--- begin DATA PROVIDED ---

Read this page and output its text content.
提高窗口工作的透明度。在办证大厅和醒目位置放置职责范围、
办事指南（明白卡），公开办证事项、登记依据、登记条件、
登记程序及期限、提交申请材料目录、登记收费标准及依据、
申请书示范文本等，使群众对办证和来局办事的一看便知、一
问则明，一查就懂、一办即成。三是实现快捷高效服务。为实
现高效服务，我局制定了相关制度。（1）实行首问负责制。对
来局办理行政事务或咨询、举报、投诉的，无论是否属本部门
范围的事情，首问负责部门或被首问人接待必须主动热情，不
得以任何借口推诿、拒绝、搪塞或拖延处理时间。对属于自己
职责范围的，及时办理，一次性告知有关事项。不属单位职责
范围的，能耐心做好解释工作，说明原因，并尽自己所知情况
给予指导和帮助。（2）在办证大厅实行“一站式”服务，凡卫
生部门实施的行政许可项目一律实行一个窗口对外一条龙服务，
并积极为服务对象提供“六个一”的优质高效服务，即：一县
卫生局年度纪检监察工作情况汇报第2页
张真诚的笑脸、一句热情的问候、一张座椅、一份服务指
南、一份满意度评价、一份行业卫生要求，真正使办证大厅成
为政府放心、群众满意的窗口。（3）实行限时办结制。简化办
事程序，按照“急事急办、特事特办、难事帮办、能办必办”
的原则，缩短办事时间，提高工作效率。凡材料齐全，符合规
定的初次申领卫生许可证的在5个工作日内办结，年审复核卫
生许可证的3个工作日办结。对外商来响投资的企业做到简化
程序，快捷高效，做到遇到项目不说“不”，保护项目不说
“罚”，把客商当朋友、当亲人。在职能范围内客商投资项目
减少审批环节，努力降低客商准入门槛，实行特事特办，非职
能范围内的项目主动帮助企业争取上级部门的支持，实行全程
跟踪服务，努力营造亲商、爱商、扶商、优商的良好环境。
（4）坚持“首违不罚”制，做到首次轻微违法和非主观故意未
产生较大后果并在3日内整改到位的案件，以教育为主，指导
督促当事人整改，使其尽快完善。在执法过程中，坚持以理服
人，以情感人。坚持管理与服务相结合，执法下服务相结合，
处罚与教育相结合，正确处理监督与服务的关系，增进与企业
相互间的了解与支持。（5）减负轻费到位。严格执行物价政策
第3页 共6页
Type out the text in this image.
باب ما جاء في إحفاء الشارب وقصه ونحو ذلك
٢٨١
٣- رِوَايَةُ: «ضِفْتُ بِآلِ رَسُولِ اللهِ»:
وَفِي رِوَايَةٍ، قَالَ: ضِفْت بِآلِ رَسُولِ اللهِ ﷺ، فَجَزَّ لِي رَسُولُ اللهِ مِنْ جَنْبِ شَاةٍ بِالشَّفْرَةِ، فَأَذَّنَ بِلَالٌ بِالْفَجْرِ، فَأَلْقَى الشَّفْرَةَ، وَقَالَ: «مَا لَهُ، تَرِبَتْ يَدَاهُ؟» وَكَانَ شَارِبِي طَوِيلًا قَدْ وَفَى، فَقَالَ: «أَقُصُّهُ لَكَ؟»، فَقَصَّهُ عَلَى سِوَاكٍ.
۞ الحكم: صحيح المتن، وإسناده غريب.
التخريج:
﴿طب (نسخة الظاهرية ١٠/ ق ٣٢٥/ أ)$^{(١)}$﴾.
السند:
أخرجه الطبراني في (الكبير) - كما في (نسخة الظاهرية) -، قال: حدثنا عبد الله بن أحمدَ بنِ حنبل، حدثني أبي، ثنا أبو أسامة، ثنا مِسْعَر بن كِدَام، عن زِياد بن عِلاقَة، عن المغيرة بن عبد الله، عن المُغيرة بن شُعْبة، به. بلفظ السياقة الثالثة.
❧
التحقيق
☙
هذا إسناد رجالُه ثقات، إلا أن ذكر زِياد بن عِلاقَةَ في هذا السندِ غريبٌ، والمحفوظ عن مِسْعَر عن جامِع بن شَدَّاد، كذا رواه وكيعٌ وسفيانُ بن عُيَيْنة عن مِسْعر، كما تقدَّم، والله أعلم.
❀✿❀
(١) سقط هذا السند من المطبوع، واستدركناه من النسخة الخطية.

--- end DATA PROVIDED ---

• EXERCISE PROMPT: List the lines of the entries that include "غريب".

• FINAL RESULT:
۞ الحكم: صحيح المتن، وإسناده غريب.
هذا إسناد رجالُه ثقات، إلا أن ذكر زِياد بن عِلاقَةَ في هذا السندِ غريبٌ، والمحفوظ عن مِسْعَر عن جامِع بن شَدَّاد، كذا رواه وكيعٌ وسفيانُ بن عُيَيْنة عن مِسْعر، كما تقدَّم، والله أعلم.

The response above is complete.